▸ **REQUIREMENTS**: Reproduce this listing in full.

-=-=-

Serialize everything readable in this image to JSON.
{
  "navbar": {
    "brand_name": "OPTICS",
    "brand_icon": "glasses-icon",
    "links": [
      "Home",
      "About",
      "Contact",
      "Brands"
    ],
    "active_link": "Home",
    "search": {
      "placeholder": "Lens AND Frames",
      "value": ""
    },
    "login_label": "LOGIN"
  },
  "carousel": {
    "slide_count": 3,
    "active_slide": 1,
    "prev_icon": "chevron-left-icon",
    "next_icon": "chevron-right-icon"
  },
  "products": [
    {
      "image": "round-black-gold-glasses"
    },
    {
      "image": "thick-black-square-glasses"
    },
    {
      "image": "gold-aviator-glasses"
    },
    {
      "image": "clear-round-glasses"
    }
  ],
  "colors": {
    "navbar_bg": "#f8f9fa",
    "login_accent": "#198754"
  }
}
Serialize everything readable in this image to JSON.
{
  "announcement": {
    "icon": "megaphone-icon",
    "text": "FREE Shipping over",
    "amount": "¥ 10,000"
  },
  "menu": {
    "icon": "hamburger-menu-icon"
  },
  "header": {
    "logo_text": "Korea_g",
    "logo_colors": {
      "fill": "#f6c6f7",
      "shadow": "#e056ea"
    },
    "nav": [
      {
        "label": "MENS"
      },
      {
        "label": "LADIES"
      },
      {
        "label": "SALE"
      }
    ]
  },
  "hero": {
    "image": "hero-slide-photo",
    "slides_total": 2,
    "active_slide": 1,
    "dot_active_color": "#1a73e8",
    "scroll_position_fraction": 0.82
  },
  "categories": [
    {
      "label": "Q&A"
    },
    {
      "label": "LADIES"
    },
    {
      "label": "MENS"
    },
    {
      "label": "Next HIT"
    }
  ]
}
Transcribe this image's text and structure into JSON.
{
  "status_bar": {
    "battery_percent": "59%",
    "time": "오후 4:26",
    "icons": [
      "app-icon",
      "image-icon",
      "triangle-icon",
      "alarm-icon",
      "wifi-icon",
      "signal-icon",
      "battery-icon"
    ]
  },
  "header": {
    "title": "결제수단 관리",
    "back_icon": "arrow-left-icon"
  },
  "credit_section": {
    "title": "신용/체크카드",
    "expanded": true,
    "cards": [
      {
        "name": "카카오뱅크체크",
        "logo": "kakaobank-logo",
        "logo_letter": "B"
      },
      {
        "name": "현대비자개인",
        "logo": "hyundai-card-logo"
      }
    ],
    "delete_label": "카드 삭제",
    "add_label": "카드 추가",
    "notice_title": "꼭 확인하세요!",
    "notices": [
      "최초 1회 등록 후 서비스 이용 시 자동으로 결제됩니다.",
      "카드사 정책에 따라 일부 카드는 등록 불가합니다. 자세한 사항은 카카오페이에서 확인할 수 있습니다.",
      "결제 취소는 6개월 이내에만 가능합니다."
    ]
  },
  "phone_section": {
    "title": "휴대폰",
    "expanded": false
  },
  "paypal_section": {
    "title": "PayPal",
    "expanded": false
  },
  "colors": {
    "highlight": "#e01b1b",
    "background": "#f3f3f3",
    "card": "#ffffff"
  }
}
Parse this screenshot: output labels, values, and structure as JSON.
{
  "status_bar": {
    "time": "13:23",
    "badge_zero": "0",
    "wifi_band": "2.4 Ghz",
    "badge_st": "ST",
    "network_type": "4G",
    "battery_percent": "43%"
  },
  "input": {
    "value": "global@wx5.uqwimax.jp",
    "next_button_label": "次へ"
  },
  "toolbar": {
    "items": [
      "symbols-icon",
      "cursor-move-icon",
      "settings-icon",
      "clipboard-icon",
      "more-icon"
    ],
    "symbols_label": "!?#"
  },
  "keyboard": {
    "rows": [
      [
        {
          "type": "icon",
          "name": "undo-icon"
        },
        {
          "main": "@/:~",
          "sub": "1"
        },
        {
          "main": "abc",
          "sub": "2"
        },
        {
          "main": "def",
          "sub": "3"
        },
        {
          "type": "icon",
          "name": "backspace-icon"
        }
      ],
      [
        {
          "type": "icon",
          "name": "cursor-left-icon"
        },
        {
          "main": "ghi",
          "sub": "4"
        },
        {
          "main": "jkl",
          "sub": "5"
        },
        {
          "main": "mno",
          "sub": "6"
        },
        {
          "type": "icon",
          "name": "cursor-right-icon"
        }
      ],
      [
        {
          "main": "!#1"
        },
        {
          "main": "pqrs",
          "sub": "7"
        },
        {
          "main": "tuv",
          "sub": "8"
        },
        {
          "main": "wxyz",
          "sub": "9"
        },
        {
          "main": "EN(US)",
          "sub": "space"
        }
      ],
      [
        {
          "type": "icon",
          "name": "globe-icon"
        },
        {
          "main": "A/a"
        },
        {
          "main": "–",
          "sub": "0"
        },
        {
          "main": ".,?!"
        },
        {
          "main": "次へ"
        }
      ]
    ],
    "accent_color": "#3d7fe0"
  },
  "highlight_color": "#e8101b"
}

-=-=-

▸ **REPLY**:
Serialize everything readable in this image to JSON.
{
  "navbar": {
    "brand_name": "OPTICS",
    "brand_icon": "glasses-icon",
    "links": [
      "Home",
      "About",
      "Contact",
      "Brands"
    ],
    "active_link": "Home",
    "search": {
      "placeholder": "Lens AND Frames",
      "value": ""
    },
    "login_label": "LOGIN"
  },
  "carousel": {
    "slide_count": 3,
    "active_slide": 1,
    "prev_icon": "chevron-left-icon",
    "next_icon": "chevron-right-icon"
  },
  "products": [
    {
      "image": "round-black-gold-glasses"
    },
    {
      "image": "thick-black-square-glasses"
    },
    {
      "image": "gold-aviator-glasses"
    },
    {
      "image": "clear-round-glasses"
    }
  ],
  "colors": {
    "navbar_bg": "#f8f9fa",
    "login_accent": "#198754"
  }
}
Serialize everything readable in this image to JSON.
{
  "announcement": {
    "icon": "megaphone-icon",
    "text": "FREE Shipping over",
    "amount": "¥ 10,000"
  },
  "menu": {
    "icon": "hamburger-menu-icon"
  },
  "header": {
    "logo_text": "Korea_g",
    "logo_colors": {
      "fill": "#f6c6f7",
      "shadow": "#e056ea"
    },
    "nav": [
      {
        "label": "MENS"
      },
      {
        "label": "LADIES"
      },
      {
        "label": "SALE"
      }
    ]
  },
  "hero": {
    "image": "hero-slide-photo",
    "slides_total": 2,
    "active_slide": 1,
    "dot_active_color": "#1a73e8",
    "scroll_position_fraction": 0.82
  },
  "categories": [
    {
      "label": "Q&A"
    },
    {
      "label": "LADIES"
    },
    {
      "label": "MENS"
    },
    {
      "label": "Next HIT"
    }
  ]
}
Transcribe this image's text and structure into JSON.
{
  "status_bar": {
    "battery_percent": "59%",
    "time": "오후 4:26",
    "icons": [
      "app-icon",
      "image-icon",
      "triangle-icon",
      "alarm-icon",
      "wifi-icon",
      "signal-icon",
      "battery-icon"
    ]
  },
  "header": {
    "title": "결제수단 관리",
    "back_icon": "arrow-left-icon"
  },
  "credit_section": {
    "title": "신용/체크카드",
    "expanded": true,
    "cards": [
      {
        "name": "카카오뱅크체크",
        "logo": "kakaobank-logo",
        "logo_letter": "B"
      },
      {
        "name": "현대비자개인",
        "logo": "hyundai-card-logo"
      }
    ],
    "delete_label": "카드 삭제",
    "add_label": "카드 추가",
    "notice_title": "꼭 확인하세요!",
    "notices": [
      "최초 1회 등록 후 서비스 이용 시 자동으로 결제됩니다.",
      "카드사 정책에 따라 일부 카드는 등록 불가합니다. 자세한 사항은 카카오페이에서 확인할 수 있습니다.",
      "결제 취소는 6개월 이내에만 가능합니다."
    ]
  },
  "phone_section": {
    "title": "휴대폰",
    "expanded": false
  },
  "paypal_section": {
    "title": "PayPal",
    "expanded": false
  },
  "colors": {
    "highlight": "#e01b1b",
    "background": "#f3f3f3",
    "card": "#ffffff"
  }
}
Parse this screenshot: output labels, values, and structure as JSON.
{
  "status_bar": {
    "time": "13:23",
    "badge_zero": "0",
    "wifi_band": "2.4 Ghz",
    "badge_st": "ST",
    "network_type": "4G",
    "battery_percent": "43%"
  },
  "input": {
    "value": "global@wx5.uqwimax.jp",
    "next_button_label": "次へ"
  },
  "toolbar": {
    "items": [
      "symbols-icon",
      "cursor-move-icon",
      "settings-icon",
      "clipboard-icon",
      "more-icon"
    ],
    "symbols_label": "!?#"
  },
  "keyboard": {
    "rows": [
      [
        {
          "type": "icon",
          "name": "undo-icon"
        },
        {
          "main": "@/:~",
          "sub": "1"
        },
        {
          "main": "abc",
          "sub": "2"
        },
        {
          "main": "def",
          "sub": "3"
        },
        {
          "type": "icon",
          "name": "backspace-icon"
        }
      ],
      [
        {
          "type": "icon",
          "name": "cursor-left-icon"
        },
        {
          "main": "ghi",
          "sub": "4"
        },
        {
          "main": "jkl",
          "sub": "5"
        },
        {
          "main": "mno",
          "sub": "6"
        },
        {
          "type": "icon",
          "name": "cursor-right-icon"
        }
      ],
      [
        {
          "main": "!#1"
        },
        {
          "main": "pqrs",
          "sub": "7"
        },
        {
          "main": "tuv",
          "sub": "8"
        },
        {
          "main": "wxyz",
          "sub": "9"
        },
        {
          "main": "EN(US)",
          "sub": "space"
        }
      ],
      [
        {
          "type": "icon",
          "name": "globe-icon"
        },
        {
          "main": "A/a"
        },
        {
          "main": "–",
          "sub": "0"
        },
        {
          "main": ".,?!"
        },
        {
          "main": "次へ"
        }
      ]
    ],
    "accent_color": "#3d7fe0"
  },
  "highlight_color": "#e8101b"
}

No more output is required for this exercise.